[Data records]
##########
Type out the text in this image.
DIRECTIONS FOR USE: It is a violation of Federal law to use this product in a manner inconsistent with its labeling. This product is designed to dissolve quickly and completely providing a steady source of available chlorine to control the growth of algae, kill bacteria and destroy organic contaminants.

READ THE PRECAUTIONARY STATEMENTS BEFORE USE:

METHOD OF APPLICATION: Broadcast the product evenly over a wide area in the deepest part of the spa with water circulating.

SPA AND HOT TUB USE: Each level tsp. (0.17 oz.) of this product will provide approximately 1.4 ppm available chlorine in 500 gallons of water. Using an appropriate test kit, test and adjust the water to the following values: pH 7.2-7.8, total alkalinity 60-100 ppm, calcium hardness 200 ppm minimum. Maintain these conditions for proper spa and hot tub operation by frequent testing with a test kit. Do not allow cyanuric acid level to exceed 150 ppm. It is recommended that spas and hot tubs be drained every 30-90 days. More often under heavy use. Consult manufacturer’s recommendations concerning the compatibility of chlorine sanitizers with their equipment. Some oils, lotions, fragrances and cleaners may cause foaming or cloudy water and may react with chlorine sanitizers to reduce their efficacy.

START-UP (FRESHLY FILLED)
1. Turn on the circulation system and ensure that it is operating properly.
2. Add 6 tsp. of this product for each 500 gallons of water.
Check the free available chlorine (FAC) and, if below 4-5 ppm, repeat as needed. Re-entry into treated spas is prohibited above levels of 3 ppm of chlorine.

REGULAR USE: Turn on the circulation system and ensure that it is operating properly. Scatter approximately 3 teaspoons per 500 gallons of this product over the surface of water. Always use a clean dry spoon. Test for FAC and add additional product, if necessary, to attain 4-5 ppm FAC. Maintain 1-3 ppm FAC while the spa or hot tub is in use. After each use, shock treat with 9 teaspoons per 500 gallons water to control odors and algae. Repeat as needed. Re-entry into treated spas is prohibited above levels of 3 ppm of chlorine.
##########
■ REQUIRED WORK:
All entries shown above should be duplicated without a single difference.

■ TASK ANSWER:
Type out the text in this image.
DIRECTIONS FOR USE: It is a violation of Federal law to use this product in a manner inconsistent with its labeling. This product is designed to dissolve quickly and completely providing a steady source of available chlorine to control the growth of algae, kill bacteria and destroy organic contaminants.

READ THE PRECAUTIONARY STATEMENTS BEFORE USE:

METHOD OF APPLICATION: Broadcast the product evenly over a wide area in the deepest part of the spa with water circulating.

SPA AND HOT TUB USE: Each level tsp. (0.17 oz.) of this product will provide approximately 1.4 ppm available chlorine in 500 gallons of water. Using an appropriate test kit, test and adjust the water to the following values: pH 7.2-7.8, total alkalinity 60-100 ppm, calcium hardness 200 ppm minimum. Maintain these conditions for proper spa and hot tub operation by frequent testing with a test kit. Do not allow cyanuric acid level to exceed 150 ppm. It is recommended that spas and hot tubs be drained every 30-90 days. More often under heavy use. Consult manufacturer’s recommendations concerning the compatibility of chlorine sanitizers with their equipment. Some oils, lotions, fragrances and cleaners may cause foaming or cloudy water and may react with chlorine sanitizers to reduce their efficacy.

START-UP (FRESHLY FILLED)
1. Turn on the circulation system and ensure that it is operating properly.
2. Add 6 tsp. of this product for each 500 gallons of water.
Check the free available chlorine (FAC) and, if below 4-5 ppm, repeat as needed. Re-entry into treated spas is prohibited above levels of 3 ppm of chlorine.

REGULAR USE: Turn on the circulation system and ensure that it is operating properly. Scatter approximately 3 teaspoons per 500 gallons of this product over the surface of water. Always use a clean dry spoon. Test for FAC and add additional product, if necessary, to attain 4-5 ppm FAC. Maintain 1-3 ppm FAC while the spa or hot tub is in use. After each use, shock treat with 9 teaspoons per 500 gallons water to control odors and algae. Repeat as needed. Re-entry into treated spas is prohibited above levels of 3 ppm of chlorine.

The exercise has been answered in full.